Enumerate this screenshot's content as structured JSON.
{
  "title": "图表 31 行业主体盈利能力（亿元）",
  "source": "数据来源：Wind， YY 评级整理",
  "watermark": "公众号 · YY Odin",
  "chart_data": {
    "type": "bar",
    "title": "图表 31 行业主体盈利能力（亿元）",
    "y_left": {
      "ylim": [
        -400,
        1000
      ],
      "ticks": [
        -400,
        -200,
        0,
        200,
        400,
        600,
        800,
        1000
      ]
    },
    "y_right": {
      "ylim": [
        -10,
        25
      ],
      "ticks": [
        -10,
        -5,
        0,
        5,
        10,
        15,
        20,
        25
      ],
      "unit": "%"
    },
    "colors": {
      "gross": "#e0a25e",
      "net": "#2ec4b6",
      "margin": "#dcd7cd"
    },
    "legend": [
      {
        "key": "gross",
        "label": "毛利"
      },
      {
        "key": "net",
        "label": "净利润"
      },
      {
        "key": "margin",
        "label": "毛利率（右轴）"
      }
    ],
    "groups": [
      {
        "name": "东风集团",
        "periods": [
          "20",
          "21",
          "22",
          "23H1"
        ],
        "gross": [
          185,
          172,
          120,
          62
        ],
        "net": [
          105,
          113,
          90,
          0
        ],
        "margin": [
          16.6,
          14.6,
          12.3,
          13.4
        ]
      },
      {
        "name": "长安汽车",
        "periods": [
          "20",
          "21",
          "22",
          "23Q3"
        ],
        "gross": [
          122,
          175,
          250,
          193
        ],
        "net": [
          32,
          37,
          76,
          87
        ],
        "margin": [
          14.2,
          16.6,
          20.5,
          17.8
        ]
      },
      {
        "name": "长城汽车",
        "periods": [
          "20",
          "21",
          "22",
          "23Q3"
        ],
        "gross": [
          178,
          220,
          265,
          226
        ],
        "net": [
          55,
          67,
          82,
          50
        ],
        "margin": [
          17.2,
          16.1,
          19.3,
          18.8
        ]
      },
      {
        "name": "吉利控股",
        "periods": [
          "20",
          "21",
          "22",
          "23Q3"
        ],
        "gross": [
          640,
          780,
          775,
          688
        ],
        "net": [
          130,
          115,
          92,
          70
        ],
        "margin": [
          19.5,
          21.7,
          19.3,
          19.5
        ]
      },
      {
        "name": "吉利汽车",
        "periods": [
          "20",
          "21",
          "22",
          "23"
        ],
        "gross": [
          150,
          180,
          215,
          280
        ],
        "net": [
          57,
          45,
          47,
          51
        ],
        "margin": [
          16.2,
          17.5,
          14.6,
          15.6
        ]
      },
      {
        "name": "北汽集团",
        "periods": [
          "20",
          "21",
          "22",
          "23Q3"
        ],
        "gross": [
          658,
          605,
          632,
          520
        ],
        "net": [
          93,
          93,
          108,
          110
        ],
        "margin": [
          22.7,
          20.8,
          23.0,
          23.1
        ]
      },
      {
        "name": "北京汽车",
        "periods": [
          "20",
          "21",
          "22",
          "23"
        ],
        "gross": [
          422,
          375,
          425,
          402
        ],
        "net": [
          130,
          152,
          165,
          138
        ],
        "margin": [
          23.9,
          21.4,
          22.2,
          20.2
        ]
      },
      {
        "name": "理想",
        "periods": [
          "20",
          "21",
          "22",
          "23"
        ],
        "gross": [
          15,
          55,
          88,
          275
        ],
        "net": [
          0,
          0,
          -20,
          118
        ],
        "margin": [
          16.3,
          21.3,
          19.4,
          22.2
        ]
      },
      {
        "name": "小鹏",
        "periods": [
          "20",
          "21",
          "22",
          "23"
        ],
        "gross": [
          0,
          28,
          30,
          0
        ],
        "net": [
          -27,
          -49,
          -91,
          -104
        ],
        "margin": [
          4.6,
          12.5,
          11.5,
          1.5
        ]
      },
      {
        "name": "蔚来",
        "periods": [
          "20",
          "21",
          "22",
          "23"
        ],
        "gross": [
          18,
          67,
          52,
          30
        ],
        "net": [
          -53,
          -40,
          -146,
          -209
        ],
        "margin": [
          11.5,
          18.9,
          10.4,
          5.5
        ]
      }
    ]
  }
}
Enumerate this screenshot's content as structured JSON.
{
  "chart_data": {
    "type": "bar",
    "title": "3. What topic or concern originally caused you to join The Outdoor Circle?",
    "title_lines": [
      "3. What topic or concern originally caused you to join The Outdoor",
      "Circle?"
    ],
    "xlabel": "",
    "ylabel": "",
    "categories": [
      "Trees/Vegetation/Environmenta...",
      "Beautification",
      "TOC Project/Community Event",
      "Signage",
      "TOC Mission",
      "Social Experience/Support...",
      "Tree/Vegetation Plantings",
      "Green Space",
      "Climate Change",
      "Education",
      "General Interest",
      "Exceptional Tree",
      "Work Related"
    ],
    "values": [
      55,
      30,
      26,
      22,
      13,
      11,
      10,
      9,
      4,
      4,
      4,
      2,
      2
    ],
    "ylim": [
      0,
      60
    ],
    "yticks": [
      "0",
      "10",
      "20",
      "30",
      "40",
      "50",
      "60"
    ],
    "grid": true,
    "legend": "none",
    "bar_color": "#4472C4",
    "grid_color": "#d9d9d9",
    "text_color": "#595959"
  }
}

-=-=-

▶ [TO DO]:
Set down each entry again, unchanged.

▶ [FULL SOLUTION]:
Enumerate this screenshot's content as structured JSON.
{
  "title": "图表 31 行业主体盈利能力（亿元）",
  "source": "数据来源：Wind， YY 评级整理",
  "watermark": "公众号 · YY Odin",
  "chart_data": {
    "type": "bar",
    "title": "图表 31 行业主体盈利能力（亿元）",
    "y_left": {
      "ylim": [
        -400,
        1000
      ],
      "ticks": [
        -400,
        -200,
        0,
        200,
        400,
        600,
        800,
        1000
      ]
    },
    "y_right": {
      "ylim": [
        -10,
        25
      ],
      "ticks": [
        -10,
        -5,
        0,
        5,
        10,
        15,
        20,
        25
      ],
      "unit": "%"
    },
    "colors": {
      "gross": "#e0a25e",
      "net": "#2ec4b6",
      "margin": "#dcd7cd"
    },
    "legend": [
      {
        "key": "gross",
        "label": "毛利"
      },
      {
        "key": "net",
        "label": "净利润"
      },
      {
        "key": "margin",
        "label": "毛利率（右轴）"
      }
    ],
    "groups": [
      {
        "name": "东风集团",
        "periods": [
          "20",
          "21",
          "22",
          "23H1"
        ],
        "gross": [
          185,
          172,
          120,
          62
        ],
        "net": [
          105,
          113,
          90,
          0
        ],
        "margin": [
          16.6,
          14.6,
          12.3,
          13.4
        ]
      },
      {
        "name": "长安汽车",
        "periods": [
          "20",
          "21",
          "22",
          "23Q3"
        ],
        "gross": [
          122,
          175,
          250,
          193
        ],
        "net": [
          32,
          37,
          76,
          87
        ],
        "margin": [
          14.2,
          16.6,
          20.5,
          17.8
        ]
      },
      {
        "name": "长城汽车",
        "periods": [
          "20",
          "21",
          "22",
          "23Q3"
        ],
        "gross": [
          178,
          220,
          265,
          226
        ],
        "net": [
          55,
          67,
          82,
          50
        ],
        "margin": [
          17.2,
          16.1,
          19.3,
          18.8
        ]
      },
      {
        "name": "吉利控股",
        "periods": [
          "20",
          "21",
          "22",
          "23Q3"
        ],
        "gross": [
          640,
          780,
          775,
          688
        ],
        "net": [
          130,
          115,
          92,
          70
        ],
        "margin": [
          19.5,
          21.7,
          19.3,
          19.5
        ]
      },
      {
        "name": "吉利汽车",
        "periods": [
          "20",
          "21",
          "22",
          "23"
        ],
        "gross": [
          150,
          180,
          215,
          280
        ],
        "net": [
          57,
          45,
          47,
          51
        ],
        "margin": [
          16.2,
          17.5,
          14.6,
          15.6
        ]
      },
      {
        "name": "北汽集团",
        "periods": [
          "20",
          "21",
          "22",
          "23Q3"
        ],
        "gross": [
          658,
          605,
          632,
          520
        ],
        "net": [
          93,
          93,
          108,
          110
        ],
        "margin": [
          22.7,
          20.8,
          23.0,
          23.1
        ]
      },
      {
        "name": "北京汽车",
        "periods": [
          "20",
          "21",
          "22",
          "23"
        ],
        "gross": [
          422,
          375,
          425,
          402
        ],
        "net": [
          130,
          152,
          165,
          138
        ],
        "margin": [
          23.9,
          21.4,
          22.2,
          20.2
        ]
      },
      {
        "name": "理想",
        "periods": [
          "20",
          "21",
          "22",
          "23"
        ],
        "gross": [
          15,
          55,
          88,
          275
        ],
        "net": [
          0,
          0,
          -20,
          118
        ],
        "margin": [
          16.3,
          21.3,
          19.4,
          22.2
        ]
      },
      {
        "name": "小鹏",
        "periods": [
          "20",
          "21",
          "22",
          "23"
        ],
        "gross": [
          0,
          28,
          30,
          0
        ],
        "net": [
          -27,
          -49,
          -91,
          -104
        ],
        "margin": [
          4.6,
          12.5,
          11.5,
          1.5
        ]
      },
      {
        "name": "蔚来",
        "periods": [
          "20",
          "21",
          "22",
          "23"
        ],
        "gross": [
          18,
          67,
          52,
          30
        ],
        "net": [
          -53,
          -40,
          -146,
          -209
        ],
        "margin": [
          11.5,
          18.9,
          10.4,
          5.5
        ]
      }
    ]
  }
}
Enumerate this screenshot's content as structured JSON.
{
  "chart_data": {
    "type": "bar",
    "title": "3. What topic or concern originally caused you to join The Outdoor Circle?",
    "title_lines": [
      "3. What topic or concern originally caused you to join The Outdoor",
      "Circle?"
    ],
    "xlabel": "",
    "ylabel": "",
    "categories": [
      "Trees/Vegetation/Environmenta...",
      "Beautification",
      "TOC Project/Community Event",
      "Signage",
      "TOC Mission",
      "Social Experience/Support...",
      "Tree/Vegetation Plantings",
      "Green Space",
      "Climate Change",
      "Education",
      "General Interest",
      "Exceptional Tree",
      "Work Related"
    ],
    "values": [
      55,
      30,
      26,
      22,
      13,
      11,
      10,
      9,
      4,
      4,
      4,
      2,
      2
    ],
    "ylim": [
      0,
      60
    ],
    "yticks": [
      "0",
      "10",
      "20",
      "30",
      "40",
      "50",
      "60"
    ],
    "grid": true,
    "legend": "none",
    "bar_color": "#4472C4",
    "grid_color": "#d9d9d9",
    "text_color": "#595959"
  }
}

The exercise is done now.